◆ 本文
Posted on 2017.09.24

アゲアゲ天国 vol.16

大﨑餅店のいも餅

のし餅、あん餅、しば餅に、おまんじゅう。
老若男女が足を止め、好みの餅を求める街路市のお餅屋さん。
いも好きが指名買いする、きなこ化粧のいも餅がある。

大﨑餅店 いも餅

 


 鏡川の中流域に位置する高知市鏡大利(おおり)。水に恵まれたこの地で、大﨑智(さとし)さん(52)はお餅を製造する。「私が小さい時にはもう餅をやってましてね。農業をしていた祖父母が街路市に出て、サカキやシキビやサツマイモと一緒に、手作りのお餅を並べたんです」。徐々に評判が立ち、幼い大㟢さんが手伝うことも。成人して就農し、農業の傍ら餅を作る両親を手伝うものの多忙は極まり、30歳を過ぎた頃、とうとう農業と餅を天秤にかけた。「餅に専念しよう」。以来、街路市が休みの日も深夜1時から餅を搗き、産直やスーパーに卸す。餅米も徐々に増え、今や毎回約1俵。
 昔ながらのいも餅は、搗いた餅と蒸したサツマイモを合わせて、さらに搗く。「餅米よりも割合の多い、いも自体の味が大事」。様々な種類を試したが、水分が多いと形が整わず、甘すぎると餡と合わない。失敗を重ね、土佐紅など金時系のサツマイモに落ち着いた。
 餅が忙しくなり水田は人に貸したが、サツマイモは今も栽培する。秋になると、自ら育てたサツマイモの餅が店に並ぶ。

 

大﨑餅店のいも餅は、3個入り180円。木曜市、日曜市は七福神の看板が目印。鏡村の店やとさのさとなどの産直市、サンシャインチェーンやサニーマートの一部店舗で販売している。水曜日は餅の製造を休む。

◆ 提供データ
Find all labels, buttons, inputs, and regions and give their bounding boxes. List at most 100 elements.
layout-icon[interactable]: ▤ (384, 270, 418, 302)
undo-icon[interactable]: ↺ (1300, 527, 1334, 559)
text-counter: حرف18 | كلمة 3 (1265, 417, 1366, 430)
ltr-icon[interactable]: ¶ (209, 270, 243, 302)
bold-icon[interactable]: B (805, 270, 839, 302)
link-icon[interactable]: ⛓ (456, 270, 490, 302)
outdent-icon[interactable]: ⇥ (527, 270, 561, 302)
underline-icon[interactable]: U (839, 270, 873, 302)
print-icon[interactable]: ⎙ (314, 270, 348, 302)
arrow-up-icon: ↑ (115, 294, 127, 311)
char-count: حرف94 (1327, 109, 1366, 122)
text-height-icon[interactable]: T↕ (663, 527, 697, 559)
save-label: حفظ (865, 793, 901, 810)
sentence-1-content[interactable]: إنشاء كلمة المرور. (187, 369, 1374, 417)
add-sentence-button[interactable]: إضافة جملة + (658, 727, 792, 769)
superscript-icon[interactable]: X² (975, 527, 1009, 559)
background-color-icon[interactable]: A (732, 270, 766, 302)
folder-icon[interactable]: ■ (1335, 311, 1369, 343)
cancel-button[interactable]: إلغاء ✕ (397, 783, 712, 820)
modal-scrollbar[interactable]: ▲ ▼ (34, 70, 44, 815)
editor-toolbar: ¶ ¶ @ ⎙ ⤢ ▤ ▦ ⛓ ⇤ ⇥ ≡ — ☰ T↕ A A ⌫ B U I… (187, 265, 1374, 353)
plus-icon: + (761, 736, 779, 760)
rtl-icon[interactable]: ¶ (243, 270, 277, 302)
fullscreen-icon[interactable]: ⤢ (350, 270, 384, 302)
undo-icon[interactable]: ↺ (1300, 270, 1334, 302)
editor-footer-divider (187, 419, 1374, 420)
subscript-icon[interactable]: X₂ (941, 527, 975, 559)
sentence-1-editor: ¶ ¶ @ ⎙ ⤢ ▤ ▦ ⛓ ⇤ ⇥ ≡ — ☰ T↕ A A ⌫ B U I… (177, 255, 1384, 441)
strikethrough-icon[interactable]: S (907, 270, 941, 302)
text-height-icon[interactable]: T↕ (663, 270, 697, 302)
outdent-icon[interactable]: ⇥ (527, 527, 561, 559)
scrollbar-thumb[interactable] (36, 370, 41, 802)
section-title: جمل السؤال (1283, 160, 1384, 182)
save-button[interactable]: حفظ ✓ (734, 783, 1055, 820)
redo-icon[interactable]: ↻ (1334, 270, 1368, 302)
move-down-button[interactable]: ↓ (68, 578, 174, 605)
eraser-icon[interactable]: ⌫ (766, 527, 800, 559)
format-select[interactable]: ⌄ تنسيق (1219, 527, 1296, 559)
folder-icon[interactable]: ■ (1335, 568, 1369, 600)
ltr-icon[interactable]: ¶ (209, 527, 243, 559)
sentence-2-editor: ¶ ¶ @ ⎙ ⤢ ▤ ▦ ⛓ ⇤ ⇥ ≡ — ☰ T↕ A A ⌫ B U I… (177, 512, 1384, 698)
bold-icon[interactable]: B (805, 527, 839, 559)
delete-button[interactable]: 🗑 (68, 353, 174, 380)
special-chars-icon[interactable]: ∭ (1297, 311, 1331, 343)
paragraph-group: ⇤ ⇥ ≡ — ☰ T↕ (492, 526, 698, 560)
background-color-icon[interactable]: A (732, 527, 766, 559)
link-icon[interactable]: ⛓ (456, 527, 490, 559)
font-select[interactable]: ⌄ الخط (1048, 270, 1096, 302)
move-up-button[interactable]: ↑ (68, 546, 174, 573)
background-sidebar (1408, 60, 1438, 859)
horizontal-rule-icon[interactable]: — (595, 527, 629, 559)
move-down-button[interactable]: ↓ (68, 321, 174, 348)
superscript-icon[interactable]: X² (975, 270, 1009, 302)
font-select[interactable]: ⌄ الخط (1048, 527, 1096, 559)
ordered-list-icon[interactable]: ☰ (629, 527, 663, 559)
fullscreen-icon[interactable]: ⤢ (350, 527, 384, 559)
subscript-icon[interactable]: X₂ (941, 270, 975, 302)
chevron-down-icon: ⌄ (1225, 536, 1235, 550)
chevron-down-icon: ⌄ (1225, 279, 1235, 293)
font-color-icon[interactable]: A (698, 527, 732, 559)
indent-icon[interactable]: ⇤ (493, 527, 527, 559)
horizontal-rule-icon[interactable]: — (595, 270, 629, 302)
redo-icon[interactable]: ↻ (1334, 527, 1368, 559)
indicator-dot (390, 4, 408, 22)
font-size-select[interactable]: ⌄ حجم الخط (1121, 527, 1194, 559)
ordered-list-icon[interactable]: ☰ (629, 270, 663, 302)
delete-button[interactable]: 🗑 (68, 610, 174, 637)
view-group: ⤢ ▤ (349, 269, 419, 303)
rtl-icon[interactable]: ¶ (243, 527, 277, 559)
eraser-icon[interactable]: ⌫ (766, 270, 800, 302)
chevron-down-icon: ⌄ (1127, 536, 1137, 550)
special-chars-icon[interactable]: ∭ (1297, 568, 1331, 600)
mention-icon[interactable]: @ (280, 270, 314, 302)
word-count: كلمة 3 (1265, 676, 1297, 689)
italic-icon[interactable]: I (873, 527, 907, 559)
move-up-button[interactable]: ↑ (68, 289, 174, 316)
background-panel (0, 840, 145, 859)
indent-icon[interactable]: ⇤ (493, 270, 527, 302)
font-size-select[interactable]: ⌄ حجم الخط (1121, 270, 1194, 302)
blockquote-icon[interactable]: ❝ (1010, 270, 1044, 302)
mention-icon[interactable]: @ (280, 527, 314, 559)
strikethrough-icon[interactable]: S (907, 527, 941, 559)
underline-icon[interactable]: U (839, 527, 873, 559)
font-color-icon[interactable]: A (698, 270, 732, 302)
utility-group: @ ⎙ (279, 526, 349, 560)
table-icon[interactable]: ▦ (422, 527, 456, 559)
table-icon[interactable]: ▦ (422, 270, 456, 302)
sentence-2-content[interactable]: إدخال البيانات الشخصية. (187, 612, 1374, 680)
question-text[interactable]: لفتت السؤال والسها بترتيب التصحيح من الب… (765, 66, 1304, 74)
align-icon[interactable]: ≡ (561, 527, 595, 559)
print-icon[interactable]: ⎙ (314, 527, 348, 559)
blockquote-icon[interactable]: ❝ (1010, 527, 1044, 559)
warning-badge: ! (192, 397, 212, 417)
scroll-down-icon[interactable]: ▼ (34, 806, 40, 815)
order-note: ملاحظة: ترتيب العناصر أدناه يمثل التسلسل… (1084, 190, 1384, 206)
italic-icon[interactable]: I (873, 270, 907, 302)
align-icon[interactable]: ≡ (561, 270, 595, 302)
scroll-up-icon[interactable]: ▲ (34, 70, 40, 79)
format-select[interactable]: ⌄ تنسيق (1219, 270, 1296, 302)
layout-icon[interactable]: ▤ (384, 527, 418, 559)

◆ 作業指示
- A) いも餅の記事では、大﨑さんが農業と餅を天秤にかけ、餅に専念すると決めたのはいつ頃とされているか。
- B) いも餅の記事から、「のし餅、あん餅、しば餅に、おまんじゅう。」を含む語句で始まり「系のサツマイモに落ち着いた。」で終わる部分を、一字も変えずにそのまま繰り返せ。
データはいも餅の記事とは別の資料である。

◆ 解答欄
- A) 30歳を過ぎた頃。

- B)
のし餅、あん餅、しば餅に、おまんじゅう。
老若男女が足を止め、好みの餅を求める街路市のお餅屋さん。
いも好きが指名買いする、きなこ化粧のいも餅がある。

大﨑餅店 いも餅

 


 鏡川の中流域に位置する高知市鏡大利(おおり)。水に恵まれたこの地で、大﨑智(さとし)さん(52)はお餅を製造する。「私が小さい時にはもう餅をやってましてね。農業をしていた祖父母が街路市に出て、サカキやシキビやサツマイモと一緒に、手作りのお餅を並べたんです」。徐々に評判が立ち、幼い大㟢さんが手伝うことも。成人して就農し、農業の傍ら餅を作る両親を手伝うものの多忙は極まり、30歳を過ぎた頃、とうとう農業と餅を天秤にかけた。「餅に専念しよう」。以来、街路市が休みの日も深夜1時から餅を搗き、産直やスーパーに卸す。餅米も徐々に増え、今や毎回約1俵。
 昔ながらのいも餅は、搗いた餅と蒸したサツマイモを合わせて、さらに搗く。「餅米よりも割合の多い、いも自体の味が大事」。様々な種類を試したが、水分が多いと形が整わず、甘すぎると餡と合わない。失敗を重ね、土佐紅など金時系のサツマイモに落ち着いた。